Extracted data entries:
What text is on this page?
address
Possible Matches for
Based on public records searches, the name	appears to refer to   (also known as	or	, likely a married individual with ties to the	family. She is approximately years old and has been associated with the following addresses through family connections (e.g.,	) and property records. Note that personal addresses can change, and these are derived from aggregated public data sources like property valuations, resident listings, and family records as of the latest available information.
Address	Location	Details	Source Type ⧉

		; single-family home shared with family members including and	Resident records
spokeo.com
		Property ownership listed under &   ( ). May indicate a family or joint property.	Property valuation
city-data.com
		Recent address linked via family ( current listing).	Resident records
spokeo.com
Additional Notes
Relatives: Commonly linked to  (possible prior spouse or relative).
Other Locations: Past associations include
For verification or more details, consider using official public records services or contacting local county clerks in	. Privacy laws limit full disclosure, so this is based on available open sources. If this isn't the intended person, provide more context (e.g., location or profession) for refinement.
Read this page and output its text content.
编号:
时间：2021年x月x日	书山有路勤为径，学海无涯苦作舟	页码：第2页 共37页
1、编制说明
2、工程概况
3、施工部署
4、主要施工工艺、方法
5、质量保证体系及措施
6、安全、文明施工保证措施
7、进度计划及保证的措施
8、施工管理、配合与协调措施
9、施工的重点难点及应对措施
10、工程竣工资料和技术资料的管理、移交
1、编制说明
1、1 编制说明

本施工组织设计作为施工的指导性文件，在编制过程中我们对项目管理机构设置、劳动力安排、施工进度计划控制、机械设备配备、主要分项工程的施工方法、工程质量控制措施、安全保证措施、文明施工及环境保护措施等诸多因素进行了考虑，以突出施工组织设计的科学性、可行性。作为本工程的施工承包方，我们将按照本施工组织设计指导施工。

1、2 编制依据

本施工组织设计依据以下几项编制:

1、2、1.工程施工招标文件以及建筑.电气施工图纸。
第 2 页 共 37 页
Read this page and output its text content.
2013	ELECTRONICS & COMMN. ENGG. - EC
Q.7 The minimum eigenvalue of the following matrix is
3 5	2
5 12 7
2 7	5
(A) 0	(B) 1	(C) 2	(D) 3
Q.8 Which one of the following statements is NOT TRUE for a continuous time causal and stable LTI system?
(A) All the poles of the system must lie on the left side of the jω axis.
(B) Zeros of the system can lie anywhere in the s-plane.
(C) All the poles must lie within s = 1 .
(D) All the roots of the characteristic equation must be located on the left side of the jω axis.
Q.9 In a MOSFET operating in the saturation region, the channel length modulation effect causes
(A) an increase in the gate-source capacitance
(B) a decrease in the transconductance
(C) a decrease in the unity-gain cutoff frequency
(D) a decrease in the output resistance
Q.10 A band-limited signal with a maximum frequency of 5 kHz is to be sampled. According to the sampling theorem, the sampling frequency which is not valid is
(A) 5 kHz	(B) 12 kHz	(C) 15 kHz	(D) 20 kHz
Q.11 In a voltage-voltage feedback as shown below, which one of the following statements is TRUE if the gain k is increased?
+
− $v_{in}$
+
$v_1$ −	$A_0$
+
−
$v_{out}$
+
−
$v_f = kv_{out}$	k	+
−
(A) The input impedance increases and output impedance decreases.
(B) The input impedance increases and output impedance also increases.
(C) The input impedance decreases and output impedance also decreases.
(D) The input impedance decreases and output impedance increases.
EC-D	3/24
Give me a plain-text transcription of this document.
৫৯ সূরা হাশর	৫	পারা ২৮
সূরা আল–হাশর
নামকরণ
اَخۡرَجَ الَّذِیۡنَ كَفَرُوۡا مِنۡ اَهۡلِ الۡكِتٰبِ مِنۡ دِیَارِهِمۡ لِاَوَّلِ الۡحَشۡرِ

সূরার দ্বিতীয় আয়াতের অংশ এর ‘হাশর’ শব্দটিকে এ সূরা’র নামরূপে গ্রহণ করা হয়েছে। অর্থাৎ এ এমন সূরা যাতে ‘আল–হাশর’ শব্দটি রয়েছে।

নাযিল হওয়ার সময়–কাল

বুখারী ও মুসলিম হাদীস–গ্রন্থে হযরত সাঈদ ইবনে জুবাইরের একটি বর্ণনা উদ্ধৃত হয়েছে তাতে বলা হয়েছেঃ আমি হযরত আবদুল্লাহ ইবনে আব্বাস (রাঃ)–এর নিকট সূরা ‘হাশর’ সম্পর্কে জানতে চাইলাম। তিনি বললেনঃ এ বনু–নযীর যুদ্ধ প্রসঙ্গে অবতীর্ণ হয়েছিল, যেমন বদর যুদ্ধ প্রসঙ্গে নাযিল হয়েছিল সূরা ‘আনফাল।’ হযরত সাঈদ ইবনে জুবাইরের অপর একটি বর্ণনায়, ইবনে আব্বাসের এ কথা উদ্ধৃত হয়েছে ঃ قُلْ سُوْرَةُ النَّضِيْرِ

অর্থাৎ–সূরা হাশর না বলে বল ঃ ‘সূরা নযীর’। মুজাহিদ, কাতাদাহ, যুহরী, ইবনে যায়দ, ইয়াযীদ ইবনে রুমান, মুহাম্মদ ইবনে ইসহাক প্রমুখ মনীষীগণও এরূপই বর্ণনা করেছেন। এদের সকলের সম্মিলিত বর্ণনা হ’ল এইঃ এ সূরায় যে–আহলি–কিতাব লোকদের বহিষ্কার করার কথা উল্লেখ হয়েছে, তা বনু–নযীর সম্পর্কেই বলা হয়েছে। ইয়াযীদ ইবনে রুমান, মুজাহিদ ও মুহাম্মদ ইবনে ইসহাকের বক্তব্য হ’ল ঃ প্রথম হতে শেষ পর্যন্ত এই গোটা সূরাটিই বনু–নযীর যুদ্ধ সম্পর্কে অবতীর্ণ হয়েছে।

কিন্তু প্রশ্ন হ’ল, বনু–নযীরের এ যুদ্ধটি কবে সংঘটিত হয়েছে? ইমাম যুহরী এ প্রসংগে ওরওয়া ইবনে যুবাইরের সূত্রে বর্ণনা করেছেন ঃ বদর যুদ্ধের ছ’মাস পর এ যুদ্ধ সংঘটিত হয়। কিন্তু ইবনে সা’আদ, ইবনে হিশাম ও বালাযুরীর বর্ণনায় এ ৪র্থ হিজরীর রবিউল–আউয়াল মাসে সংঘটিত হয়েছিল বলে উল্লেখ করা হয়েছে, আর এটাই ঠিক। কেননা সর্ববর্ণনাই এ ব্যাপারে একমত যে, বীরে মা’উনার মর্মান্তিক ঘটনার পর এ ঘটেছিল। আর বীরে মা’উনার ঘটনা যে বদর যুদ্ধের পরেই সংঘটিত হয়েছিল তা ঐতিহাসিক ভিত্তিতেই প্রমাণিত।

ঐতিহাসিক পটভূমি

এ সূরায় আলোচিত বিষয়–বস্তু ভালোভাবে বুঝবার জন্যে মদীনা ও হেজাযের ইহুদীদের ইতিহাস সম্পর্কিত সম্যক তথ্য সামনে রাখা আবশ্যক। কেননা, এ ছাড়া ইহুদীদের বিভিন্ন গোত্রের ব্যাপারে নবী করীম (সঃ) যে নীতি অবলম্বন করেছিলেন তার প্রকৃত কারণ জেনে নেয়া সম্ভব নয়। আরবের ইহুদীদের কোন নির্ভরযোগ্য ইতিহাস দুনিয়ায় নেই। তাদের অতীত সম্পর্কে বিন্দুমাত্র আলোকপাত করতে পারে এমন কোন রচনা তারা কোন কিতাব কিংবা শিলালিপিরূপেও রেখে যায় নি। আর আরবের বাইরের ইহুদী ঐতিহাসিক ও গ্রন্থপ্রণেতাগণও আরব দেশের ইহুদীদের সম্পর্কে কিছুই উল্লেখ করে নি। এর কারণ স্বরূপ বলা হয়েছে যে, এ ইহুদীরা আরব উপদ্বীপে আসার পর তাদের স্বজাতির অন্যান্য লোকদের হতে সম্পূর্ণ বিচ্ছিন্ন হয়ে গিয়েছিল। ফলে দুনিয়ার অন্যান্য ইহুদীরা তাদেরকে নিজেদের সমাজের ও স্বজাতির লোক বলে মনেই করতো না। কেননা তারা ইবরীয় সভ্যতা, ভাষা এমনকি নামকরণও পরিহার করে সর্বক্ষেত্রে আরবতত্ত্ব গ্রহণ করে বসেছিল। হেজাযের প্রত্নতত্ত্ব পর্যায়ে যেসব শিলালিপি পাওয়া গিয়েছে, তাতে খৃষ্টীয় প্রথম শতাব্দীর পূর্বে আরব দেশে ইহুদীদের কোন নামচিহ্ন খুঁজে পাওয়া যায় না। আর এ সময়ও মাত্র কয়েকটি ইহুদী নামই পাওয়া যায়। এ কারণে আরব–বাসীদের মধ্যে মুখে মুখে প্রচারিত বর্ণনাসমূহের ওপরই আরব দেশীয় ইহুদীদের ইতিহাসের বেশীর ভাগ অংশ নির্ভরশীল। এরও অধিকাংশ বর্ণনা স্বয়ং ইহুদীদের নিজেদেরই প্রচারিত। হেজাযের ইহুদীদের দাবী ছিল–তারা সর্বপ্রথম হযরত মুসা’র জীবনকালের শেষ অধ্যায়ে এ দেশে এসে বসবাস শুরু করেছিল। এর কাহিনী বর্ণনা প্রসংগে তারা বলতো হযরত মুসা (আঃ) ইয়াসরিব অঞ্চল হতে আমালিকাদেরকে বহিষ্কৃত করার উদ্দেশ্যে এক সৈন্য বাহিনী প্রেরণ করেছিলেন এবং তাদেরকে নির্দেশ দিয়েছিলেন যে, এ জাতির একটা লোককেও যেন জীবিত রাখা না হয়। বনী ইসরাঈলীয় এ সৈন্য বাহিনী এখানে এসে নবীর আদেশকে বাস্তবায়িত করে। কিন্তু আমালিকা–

YOUR INSTRUCTIONS: Take each line containing the string "input" and copy it out.

EXPECTED OUTPUT:
(A) The input impedance increases and output impedance decreases.
(B) The input impedance increases and output impedance also increases.
(C) The input impedance decreases and output impedance also decreases.
(D) The input impedance decreases and output impedance increases.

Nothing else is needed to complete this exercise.